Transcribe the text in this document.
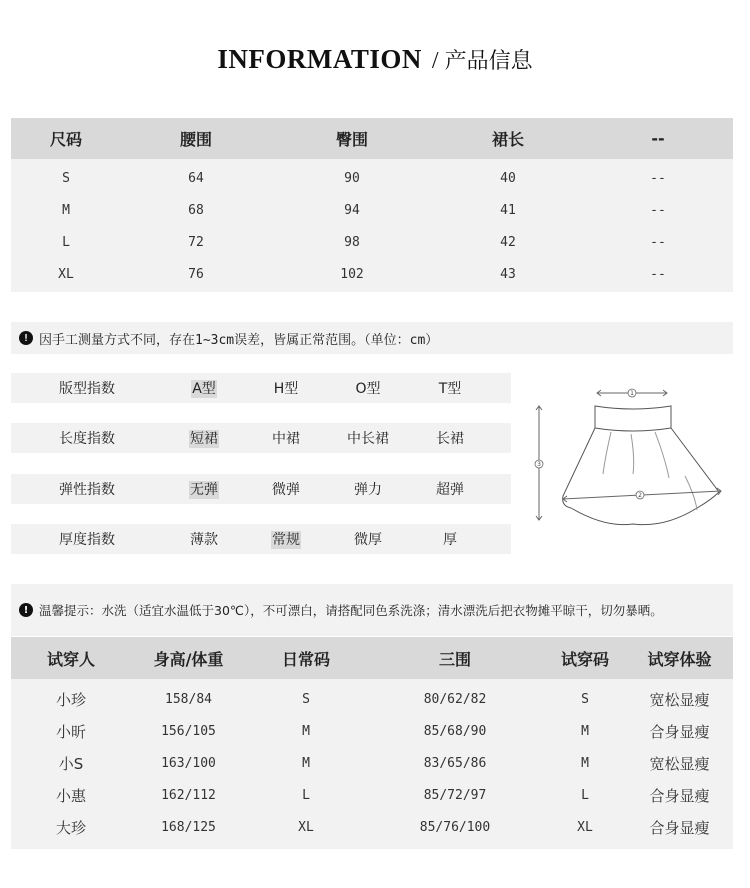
INFORMATION / 产品信息
尺码	腰围	臀围	裙长	--
S	64	90	40	--
M	68	94	41	--
L	72	98	42	--
XL	76	102	43	--
! 因手工测量方式不同，存在1~3cm误差，皆属正常范围。（单位：cm）
版型指数	A型	H型	O型	T型
长度指数	短裙	中裙	中长裙	长裙
弹性指数	无弹	微弹	弹力	超弹
厚度指数	薄款	常规	微厚	厚
1
2
3
! 温馨提示：水洗（适宜水温低于30℃），不可漂白，请搭配同色系洗涤；清水漂洗后把衣物摊平晾干，切勿暴晒。
试穿人	身高/体重	日常码	三围	试穿码	试穿体验
小珍	158/84	S	80/62/82	S	宽松显瘦
小昕	156/105	M	85/68/90	M	合身显瘦
小S	163/100	M	83/65/86	M	宽松显瘦
小惠	162/112	L	85/72/97	L	合身显瘦
大珍	168/125	XL	85/76/100	XL	合身显瘦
|---|
**WHAT TO DO**
Output all of the entries verbatim, leaving out any images.

**WRITTEN ANSWER**
Transcribe the text in this document.
INFORMATION / 产品信息
尺码	腰围	臀围	裙长	--
S	64	90	40	--
M	68	94	41	--
L	72	98	42	--
XL	76	102	43	--
! 因手工测量方式不同，存在1~3cm误差，皆属正常范围。（单位：cm）
版型指数	A型	H型	O型	T型
长度指数	短裙	中裙	中长裙	长裙
弹性指数	无弹	微弹	弹力	超弹
厚度指数	薄款	常规	微厚	厚
1
2
3
! 温馨提示：水洗（适宜水温低于30℃），不可漂白，请搭配同色系洗涤；清水漂洗后把衣物摊平晾干，切勿暴晒。
试穿人	身高/体重	日常码	三围	试穿码	试穿体验
小珍	158/84	S	80/62/82	S	宽松显瘦
小昕	156/105	M	85/68/90	M	合身显瘦
小S	163/100	M	83/65/86	M	宽松显瘦
小惠	162/112	L	85/72/97	L	合身显瘦
大珍	168/125	XL	85/76/100	XL	合身显瘦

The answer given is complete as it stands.